• [ASSIGNMENT] Go through the data below and copy each line where the word "Geschichte" occurs.

[SOURCE MATERIAL — start]

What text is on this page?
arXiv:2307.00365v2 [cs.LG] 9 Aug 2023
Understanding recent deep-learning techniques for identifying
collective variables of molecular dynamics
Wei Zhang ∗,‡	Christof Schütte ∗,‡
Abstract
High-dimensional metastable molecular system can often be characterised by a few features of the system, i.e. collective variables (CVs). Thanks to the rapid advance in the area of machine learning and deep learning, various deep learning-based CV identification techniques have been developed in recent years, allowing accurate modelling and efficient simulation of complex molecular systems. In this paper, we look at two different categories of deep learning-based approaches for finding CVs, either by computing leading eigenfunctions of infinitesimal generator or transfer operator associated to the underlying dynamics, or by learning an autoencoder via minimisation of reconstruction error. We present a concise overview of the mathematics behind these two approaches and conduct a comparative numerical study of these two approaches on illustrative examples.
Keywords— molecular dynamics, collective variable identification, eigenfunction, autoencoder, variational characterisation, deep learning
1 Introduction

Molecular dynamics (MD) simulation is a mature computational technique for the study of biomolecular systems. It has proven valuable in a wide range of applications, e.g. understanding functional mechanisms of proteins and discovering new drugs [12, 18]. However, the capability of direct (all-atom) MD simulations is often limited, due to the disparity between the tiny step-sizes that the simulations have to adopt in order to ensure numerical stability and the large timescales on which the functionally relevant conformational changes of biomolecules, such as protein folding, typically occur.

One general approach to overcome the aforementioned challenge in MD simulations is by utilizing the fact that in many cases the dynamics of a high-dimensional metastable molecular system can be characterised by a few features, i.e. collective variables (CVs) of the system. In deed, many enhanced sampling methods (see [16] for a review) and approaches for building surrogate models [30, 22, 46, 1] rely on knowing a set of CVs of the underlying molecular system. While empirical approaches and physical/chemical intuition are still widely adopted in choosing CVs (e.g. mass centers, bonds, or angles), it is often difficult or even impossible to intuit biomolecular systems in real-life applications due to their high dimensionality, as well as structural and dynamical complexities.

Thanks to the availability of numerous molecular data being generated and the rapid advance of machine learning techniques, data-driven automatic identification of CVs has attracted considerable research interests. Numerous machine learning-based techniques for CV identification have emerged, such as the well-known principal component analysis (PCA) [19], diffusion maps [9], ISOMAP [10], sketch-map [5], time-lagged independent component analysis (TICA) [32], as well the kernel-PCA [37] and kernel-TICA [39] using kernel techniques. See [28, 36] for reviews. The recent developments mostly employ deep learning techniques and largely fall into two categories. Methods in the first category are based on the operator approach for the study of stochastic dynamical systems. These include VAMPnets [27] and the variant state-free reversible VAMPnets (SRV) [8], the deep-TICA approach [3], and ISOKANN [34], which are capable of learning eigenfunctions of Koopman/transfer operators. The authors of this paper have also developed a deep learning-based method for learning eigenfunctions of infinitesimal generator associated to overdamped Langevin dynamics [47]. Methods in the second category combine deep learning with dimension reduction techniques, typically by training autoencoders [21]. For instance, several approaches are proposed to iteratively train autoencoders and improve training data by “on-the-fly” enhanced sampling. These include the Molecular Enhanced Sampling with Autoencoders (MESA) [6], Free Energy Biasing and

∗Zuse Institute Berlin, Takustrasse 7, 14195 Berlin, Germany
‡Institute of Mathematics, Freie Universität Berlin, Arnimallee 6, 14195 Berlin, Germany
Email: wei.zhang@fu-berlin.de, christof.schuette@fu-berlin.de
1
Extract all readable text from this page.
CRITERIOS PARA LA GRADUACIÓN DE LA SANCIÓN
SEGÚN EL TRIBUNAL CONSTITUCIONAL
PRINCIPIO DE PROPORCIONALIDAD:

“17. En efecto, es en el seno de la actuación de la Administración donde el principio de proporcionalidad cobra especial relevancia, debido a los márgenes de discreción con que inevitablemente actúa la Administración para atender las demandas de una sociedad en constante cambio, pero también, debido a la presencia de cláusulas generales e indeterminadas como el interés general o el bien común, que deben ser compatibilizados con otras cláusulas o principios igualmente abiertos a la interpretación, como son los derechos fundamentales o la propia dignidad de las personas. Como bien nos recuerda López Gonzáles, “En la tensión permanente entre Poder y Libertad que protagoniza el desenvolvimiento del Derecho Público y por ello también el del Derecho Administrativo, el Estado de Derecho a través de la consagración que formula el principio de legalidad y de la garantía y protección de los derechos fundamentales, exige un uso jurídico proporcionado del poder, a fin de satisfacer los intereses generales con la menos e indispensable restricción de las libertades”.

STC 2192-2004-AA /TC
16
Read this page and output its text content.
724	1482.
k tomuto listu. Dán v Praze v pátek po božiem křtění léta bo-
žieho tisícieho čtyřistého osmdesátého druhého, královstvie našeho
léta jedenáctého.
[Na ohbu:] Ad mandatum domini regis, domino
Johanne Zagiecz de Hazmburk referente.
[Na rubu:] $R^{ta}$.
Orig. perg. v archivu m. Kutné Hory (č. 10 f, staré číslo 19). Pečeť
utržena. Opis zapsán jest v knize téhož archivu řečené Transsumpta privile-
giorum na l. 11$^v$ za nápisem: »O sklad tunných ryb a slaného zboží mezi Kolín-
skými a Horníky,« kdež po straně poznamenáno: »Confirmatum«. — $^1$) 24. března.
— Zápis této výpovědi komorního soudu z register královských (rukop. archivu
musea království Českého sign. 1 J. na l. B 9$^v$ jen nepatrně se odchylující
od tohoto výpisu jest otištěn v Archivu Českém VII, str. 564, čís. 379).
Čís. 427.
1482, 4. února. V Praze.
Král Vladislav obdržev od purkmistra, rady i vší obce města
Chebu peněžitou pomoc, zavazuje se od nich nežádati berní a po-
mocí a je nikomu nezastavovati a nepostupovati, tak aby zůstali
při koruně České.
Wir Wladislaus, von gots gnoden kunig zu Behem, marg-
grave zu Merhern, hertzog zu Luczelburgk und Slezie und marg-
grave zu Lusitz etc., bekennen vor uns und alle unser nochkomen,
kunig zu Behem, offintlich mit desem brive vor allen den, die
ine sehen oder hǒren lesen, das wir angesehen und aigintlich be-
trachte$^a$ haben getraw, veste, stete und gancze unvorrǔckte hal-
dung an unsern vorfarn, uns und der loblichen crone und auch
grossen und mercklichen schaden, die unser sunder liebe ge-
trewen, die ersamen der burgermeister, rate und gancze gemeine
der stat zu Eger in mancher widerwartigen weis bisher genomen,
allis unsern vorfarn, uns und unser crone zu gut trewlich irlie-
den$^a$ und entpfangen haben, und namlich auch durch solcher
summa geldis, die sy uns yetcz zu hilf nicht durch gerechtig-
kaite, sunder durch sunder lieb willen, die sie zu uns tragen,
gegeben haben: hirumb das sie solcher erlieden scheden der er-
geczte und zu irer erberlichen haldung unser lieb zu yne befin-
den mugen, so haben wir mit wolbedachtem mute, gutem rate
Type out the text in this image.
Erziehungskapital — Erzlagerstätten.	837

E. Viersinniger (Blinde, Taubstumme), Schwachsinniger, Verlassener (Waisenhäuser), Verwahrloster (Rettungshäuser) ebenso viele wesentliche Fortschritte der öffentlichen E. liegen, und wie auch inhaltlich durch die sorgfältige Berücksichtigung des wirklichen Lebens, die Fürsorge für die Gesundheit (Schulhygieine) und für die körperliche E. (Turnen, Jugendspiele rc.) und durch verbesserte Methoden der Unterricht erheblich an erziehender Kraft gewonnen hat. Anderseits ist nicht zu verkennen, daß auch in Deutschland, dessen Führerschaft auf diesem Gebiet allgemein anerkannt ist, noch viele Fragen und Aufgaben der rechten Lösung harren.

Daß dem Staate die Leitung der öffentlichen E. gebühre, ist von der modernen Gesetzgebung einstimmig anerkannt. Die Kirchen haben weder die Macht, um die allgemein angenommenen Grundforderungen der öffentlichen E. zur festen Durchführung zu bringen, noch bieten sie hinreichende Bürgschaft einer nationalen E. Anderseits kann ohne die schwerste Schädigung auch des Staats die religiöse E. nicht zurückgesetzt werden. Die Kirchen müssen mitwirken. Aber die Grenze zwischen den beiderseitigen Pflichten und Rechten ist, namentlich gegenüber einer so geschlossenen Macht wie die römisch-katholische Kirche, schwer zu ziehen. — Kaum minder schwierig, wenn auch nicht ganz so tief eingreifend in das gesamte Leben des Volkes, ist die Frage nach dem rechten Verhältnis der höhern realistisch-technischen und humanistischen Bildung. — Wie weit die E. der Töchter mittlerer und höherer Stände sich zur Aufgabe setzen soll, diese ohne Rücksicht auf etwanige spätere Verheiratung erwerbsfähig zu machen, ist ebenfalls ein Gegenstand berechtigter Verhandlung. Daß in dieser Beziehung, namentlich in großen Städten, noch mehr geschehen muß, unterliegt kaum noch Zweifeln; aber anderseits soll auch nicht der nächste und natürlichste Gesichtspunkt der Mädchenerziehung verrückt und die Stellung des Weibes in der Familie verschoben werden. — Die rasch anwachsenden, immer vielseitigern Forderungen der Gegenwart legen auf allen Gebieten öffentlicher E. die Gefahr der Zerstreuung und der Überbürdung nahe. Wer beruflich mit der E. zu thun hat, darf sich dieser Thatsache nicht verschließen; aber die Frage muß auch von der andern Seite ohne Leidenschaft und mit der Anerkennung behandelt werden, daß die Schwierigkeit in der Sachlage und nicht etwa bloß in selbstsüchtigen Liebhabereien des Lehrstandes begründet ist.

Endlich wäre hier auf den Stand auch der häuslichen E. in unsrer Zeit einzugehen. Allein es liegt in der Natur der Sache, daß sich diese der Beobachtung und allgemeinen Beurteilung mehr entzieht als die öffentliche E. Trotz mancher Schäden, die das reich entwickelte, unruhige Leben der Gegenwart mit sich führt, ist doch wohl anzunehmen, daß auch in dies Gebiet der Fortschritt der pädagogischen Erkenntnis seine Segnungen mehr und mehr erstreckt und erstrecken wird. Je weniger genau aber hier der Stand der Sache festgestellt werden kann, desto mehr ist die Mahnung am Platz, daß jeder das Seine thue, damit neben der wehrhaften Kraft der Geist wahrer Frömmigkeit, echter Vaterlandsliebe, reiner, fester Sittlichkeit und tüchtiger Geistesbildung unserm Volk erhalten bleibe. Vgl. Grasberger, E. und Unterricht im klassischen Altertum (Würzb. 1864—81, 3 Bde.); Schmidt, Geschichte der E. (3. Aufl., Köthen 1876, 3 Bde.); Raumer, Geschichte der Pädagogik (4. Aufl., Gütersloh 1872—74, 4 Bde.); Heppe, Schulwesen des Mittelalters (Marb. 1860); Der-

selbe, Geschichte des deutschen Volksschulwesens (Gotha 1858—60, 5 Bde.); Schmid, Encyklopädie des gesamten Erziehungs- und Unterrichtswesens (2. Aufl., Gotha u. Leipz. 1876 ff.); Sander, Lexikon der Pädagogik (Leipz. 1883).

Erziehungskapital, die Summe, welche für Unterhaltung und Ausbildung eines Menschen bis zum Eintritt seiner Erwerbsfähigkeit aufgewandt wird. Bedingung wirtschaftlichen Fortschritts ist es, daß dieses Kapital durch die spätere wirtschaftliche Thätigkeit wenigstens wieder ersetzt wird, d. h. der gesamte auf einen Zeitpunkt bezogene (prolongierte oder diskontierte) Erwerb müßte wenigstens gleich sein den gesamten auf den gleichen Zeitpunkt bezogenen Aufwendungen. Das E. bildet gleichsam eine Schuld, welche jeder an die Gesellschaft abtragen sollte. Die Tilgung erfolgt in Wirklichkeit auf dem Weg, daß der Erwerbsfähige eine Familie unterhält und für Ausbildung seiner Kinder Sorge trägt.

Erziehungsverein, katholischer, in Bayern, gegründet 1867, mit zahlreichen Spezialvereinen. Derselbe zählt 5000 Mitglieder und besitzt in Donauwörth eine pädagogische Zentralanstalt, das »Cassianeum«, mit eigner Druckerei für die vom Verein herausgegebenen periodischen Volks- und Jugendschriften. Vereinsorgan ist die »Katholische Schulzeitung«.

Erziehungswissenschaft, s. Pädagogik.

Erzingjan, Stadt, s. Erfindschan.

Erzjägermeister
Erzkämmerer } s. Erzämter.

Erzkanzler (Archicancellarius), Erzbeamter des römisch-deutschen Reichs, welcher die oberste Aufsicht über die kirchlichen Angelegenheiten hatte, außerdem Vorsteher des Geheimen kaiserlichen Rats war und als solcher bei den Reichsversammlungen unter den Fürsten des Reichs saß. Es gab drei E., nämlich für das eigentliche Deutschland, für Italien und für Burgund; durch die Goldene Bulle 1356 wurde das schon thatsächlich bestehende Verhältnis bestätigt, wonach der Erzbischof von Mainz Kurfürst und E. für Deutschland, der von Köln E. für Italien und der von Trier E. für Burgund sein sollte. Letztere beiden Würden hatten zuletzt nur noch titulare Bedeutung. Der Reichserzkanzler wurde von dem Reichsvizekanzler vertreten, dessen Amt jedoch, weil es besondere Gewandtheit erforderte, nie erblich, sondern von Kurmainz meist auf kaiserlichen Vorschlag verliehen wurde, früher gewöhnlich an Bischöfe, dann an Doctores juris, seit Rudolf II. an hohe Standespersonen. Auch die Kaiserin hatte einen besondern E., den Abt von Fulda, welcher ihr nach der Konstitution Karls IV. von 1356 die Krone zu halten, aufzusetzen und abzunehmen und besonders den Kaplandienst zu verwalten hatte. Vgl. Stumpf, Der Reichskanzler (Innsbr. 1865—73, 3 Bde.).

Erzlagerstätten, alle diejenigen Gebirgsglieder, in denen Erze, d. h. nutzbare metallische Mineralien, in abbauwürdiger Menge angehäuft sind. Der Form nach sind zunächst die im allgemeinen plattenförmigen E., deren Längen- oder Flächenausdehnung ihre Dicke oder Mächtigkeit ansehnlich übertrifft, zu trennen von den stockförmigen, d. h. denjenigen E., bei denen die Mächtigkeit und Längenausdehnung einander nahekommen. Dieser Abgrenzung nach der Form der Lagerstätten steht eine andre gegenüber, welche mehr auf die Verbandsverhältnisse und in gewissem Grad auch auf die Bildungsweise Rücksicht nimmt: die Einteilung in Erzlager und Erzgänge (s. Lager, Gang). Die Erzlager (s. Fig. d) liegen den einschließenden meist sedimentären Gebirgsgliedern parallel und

[SOURCE MATERIAL — finish]

• [WRITTEN ANSWER]
Endlich wäre hier auf den Stand auch der häuslichen E. in unsrer Zeit einzugehen. Allein es liegt in der Natur der Sache, daß sich diese der Beobachtung und allgemeinen Beurteilung mehr entzieht als die öffentliche E. Trotz mancher Schäden, die das reich entwickelte, unruhige Leben der Gegenwart mit sich führt, ist doch wohl anzunehmen, daß auch in dies Gebiet der Fortschritt der pädagogischen Erkenntnis seine Segnungen mehr und mehr erstreckt und erstrecken wird. Je weniger genau aber hier der Stand der Sache festgestellt werden kann, desto mehr ist die Mahnung am Platz, daß jeder das Seine thue, damit neben der wehrhaften Kraft der Geist wahrer Frömmigkeit, echter Vaterlandsliebe, reiner, fester Sittlichkeit und tüchtiger Geistesbildung unserm Volk erhalten bleibe. Vgl. Grasberger, E. und Unterricht im klassischen Altertum (Würzb. 1864—81, 3 Bde.); Schmidt, Geschichte der E. (3. Aufl., Köthen 1876, 3 Bde.); Raumer, Geschichte der Pädagogik (4. Aufl., Gütersloh 1872—74, 4 Bde.); Heppe, Schulwesen des Mittelalters (Marb. 1860); Der-
selbe, Geschichte des deutschen Volksschulwesens (Gotha 1858—60, 5 Bde.); Schmid, Encyklopädie des gesamten Erziehungs- und Unterrichtswesens (2. Aufl., Gotha u. Leipz. 1876 ff.); Sander, Lexikon der Pädagogik (Leipz. 1883).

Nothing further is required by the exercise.